═════ Record extracts
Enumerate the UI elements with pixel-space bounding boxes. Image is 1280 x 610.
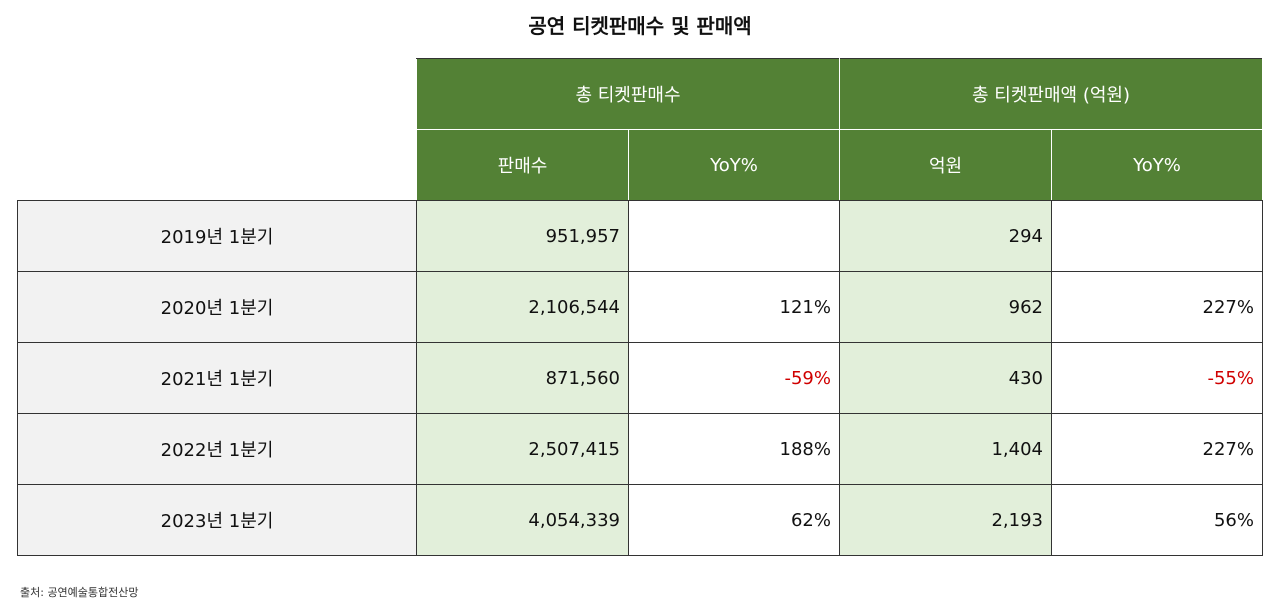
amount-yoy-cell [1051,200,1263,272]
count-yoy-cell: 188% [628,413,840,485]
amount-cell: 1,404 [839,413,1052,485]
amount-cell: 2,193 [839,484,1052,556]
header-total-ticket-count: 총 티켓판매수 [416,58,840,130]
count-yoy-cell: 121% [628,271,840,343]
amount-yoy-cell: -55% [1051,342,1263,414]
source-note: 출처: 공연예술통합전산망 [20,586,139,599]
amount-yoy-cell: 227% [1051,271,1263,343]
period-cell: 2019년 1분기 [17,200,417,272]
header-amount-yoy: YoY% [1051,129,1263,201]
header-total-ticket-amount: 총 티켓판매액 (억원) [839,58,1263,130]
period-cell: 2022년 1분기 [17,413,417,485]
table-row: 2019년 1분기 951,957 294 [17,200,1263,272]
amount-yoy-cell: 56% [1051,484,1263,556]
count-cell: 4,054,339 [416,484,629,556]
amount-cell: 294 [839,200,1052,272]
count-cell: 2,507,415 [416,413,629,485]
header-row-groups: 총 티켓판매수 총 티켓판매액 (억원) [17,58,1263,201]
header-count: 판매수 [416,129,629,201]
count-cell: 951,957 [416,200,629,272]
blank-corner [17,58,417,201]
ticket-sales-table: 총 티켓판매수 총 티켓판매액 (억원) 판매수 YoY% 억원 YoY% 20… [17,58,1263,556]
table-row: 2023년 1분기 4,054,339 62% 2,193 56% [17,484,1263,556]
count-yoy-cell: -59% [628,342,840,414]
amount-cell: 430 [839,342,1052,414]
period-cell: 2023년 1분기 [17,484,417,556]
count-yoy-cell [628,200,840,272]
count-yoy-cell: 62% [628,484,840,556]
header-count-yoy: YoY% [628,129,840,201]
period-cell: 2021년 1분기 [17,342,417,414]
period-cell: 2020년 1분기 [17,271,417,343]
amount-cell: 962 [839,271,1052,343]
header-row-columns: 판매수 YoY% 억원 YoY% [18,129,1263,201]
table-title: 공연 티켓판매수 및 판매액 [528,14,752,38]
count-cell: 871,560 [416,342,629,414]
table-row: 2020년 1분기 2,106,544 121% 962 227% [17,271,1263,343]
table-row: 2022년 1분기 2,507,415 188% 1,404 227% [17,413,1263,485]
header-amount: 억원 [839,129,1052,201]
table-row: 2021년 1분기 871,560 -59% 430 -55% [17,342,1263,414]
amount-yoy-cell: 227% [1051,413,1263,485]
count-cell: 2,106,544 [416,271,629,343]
══════════
═════ Record extracts
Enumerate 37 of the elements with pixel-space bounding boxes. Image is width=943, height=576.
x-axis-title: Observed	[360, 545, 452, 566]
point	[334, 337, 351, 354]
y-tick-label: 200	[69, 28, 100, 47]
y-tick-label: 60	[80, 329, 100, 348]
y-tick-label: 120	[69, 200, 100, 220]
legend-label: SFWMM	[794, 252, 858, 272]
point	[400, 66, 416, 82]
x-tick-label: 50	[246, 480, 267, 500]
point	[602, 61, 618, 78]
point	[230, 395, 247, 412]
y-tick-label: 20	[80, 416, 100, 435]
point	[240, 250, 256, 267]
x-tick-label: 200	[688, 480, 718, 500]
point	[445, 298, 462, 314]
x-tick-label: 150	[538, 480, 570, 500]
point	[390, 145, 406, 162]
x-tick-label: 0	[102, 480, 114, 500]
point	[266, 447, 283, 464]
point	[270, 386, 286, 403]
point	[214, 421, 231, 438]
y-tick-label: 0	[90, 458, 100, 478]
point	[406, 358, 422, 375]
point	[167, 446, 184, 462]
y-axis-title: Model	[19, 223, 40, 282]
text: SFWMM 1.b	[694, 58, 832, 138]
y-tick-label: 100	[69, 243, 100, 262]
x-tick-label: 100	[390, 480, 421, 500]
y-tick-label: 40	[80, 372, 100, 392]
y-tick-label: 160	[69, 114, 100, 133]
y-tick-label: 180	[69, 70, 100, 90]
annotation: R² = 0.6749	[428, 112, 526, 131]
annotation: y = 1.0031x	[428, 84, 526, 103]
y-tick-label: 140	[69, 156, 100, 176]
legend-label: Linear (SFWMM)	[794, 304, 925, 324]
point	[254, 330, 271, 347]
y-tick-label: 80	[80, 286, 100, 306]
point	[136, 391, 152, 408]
══════════
Could you print the entries, unchanged, from the line with "amount-yoy-cell [1051,200,1263,272]" through the line with "source-note: 출처: 공연예술통합전산망 [20,586,139,599]", both included?

amount-yoy-cell [1051,200,1263,272]
count-yoy-cell: 188% [628,413,840,485]
amount-cell: 1,404 [839,413,1052,485]
amount-cell: 2,193 [839,484,1052,556]
header-total-ticket-count: 총 티켓판매수 [416,58,840,130]
count-yoy-cell: 121% [628,271,840,343]
amount-yoy-cell: -55% [1051,342,1263,414]
source-note: 출처: 공연예술통합전산망 [20,586,139,599]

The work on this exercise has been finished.